====== Input for this task

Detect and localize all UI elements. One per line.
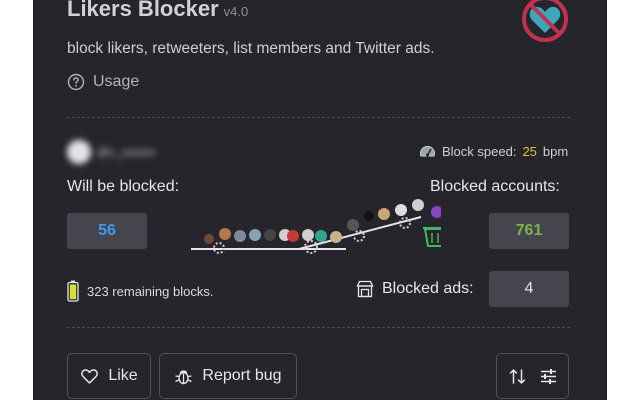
account-handle: @c_ooooo: [97, 145, 156, 159]
speed-value: 25: [522, 144, 537, 159]
blocking-conveyor-illustration: [191, 199, 441, 254]
remaining-blocks: 323 remaining blocks.: [67, 280, 213, 302]
blocked-accounts-label: Blocked accounts:: [430, 178, 560, 195]
sort-arrows-icon: [509, 368, 525, 384]
remaining-text: 323 remaining blocks.: [87, 283, 214, 299]
account-info: @c_ooooo: [67, 140, 155, 164]
report-bug-button[interactable]: Report bug: [159, 353, 297, 399]
bug-icon: [175, 369, 193, 384]
report-bug-label: Report bug: [202, 367, 282, 384]
blocked-ads-label: Blocked ads:: [382, 280, 474, 297]
blocked-ads: Blocked ads:: [356, 280, 474, 298]
popup-panel: Likers Blocker v4.0 block likers, retweet…: [33, 0, 607, 400]
blocked-accounts-count: 761: [489, 213, 569, 249]
app-title-text: Likers Blocker: [67, 0, 219, 21]
usage-label: Usage: [93, 73, 140, 90]
block-speed: Block speed: 25 bpm: [419, 144, 568, 159]
app-title: Likers Blocker v4.0: [67, 0, 248, 22]
speed-label: Block speed:: [442, 144, 517, 159]
speedometer-icon: [420, 145, 435, 157]
will-be-blocked-label: Will be blocked:: [67, 178, 180, 195]
like-label: Like: [108, 367, 138, 384]
avatar: [67, 140, 91, 164]
heart-blocked-logo-icon: [522, 0, 568, 42]
like-button[interactable]: Like: [67, 353, 151, 399]
heart-icon: [81, 368, 99, 384]
blocked-ads-count: 4: [489, 271, 569, 307]
battery-icon: [67, 280, 79, 302]
will-be-blocked-count: 56: [67, 213, 147, 249]
divider-bottom: [67, 327, 570, 328]
divider-top: [67, 117, 570, 118]
app-description: block likers, retweeters, list members a…: [67, 40, 435, 57]
question-circle-icon: [67, 73, 85, 91]
speed-unit: bpm: [542, 144, 569, 159]
sliders-icon: [540, 368, 556, 384]
usage-link[interactable]: Usage: [67, 73, 139, 91]
store-icon: [356, 280, 374, 298]
settings-button[interactable]: [496, 353, 569, 399]
app-version: v4.0: [223, 4, 249, 19]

============

## Problem details
Reproduce every line of the data above verbatim, omitting the pictures from your answer.

## Result for this task
Detect and localize all UI elements. One per line.
account-handle: @c_ooooo: [97, 145, 156, 159]
speed-value: 25: [522, 144, 537, 159]
blocking-conveyor-illustration: [191, 199, 441, 254]
remaining-blocks: 323 remaining blocks.: [67, 280, 213, 302]
blocked-accounts-label: Blocked accounts:: [430, 178, 560, 195]
sort-arrows-icon: [509, 368, 525, 384]
remaining-text: 323 remaining blocks.: [87, 283, 214, 299]
account-info: @c_ooooo: [67, 140, 155, 164]
report-bug-button[interactable]: Report bug: [159, 353, 297, 399]
bug-icon: [175, 369, 193, 384]
report-bug-label: Report bug: [202, 367, 282, 384]
blocked-ads-label: Blocked ads:: [382, 280, 474, 297]
blocked-ads: Blocked ads:: [356, 280, 474, 298]
popup-panel: Likers Blocker v4.0 block likers, retweet…: [33, 0, 607, 400]
blocked-accounts-count: 761: [489, 213, 569, 249]
app-title-text: Likers Blocker: [67, 0, 219, 21]
usage-label: Usage: [93, 73, 140, 90]
block-speed: Block speed: 25 bpm: [419, 144, 568, 159]
app-title: Likers Blocker v4.0: [67, 0, 248, 22]
speed-label: Block speed:: [442, 144, 517, 159]
speedometer-icon: [420, 145, 435, 157]
will-be-blocked-label: Will be blocked:: [67, 178, 180, 195]
like-label: Like: [108, 367, 138, 384]
avatar: [67, 140, 91, 164]
heart-blocked-logo-icon: [522, 0, 568, 42]
like-button[interactable]: Like: [67, 353, 151, 399]
heart-icon: [81, 368, 99, 384]
blocked-ads-count: 4: [489, 271, 569, 307]
battery-icon: [67, 280, 79, 302]
will-be-blocked-count: 56: [67, 213, 147, 249]
divider-bottom: [67, 327, 570, 328]
divider-top: [67, 117, 570, 118]
app-description: block likers, retweeters, list members a…: [67, 40, 435, 57]
question-circle-icon: [67, 73, 85, 91]
speed-unit: bpm: [542, 144, 569, 159]
sliders-icon: [540, 368, 556, 384]
usage-link[interactable]: Usage: [67, 73, 139, 91]
store-icon: [356, 280, 374, 298]
settings-button[interactable]: [496, 353, 569, 399]
app-version: v4.0: [223, 4, 249, 19]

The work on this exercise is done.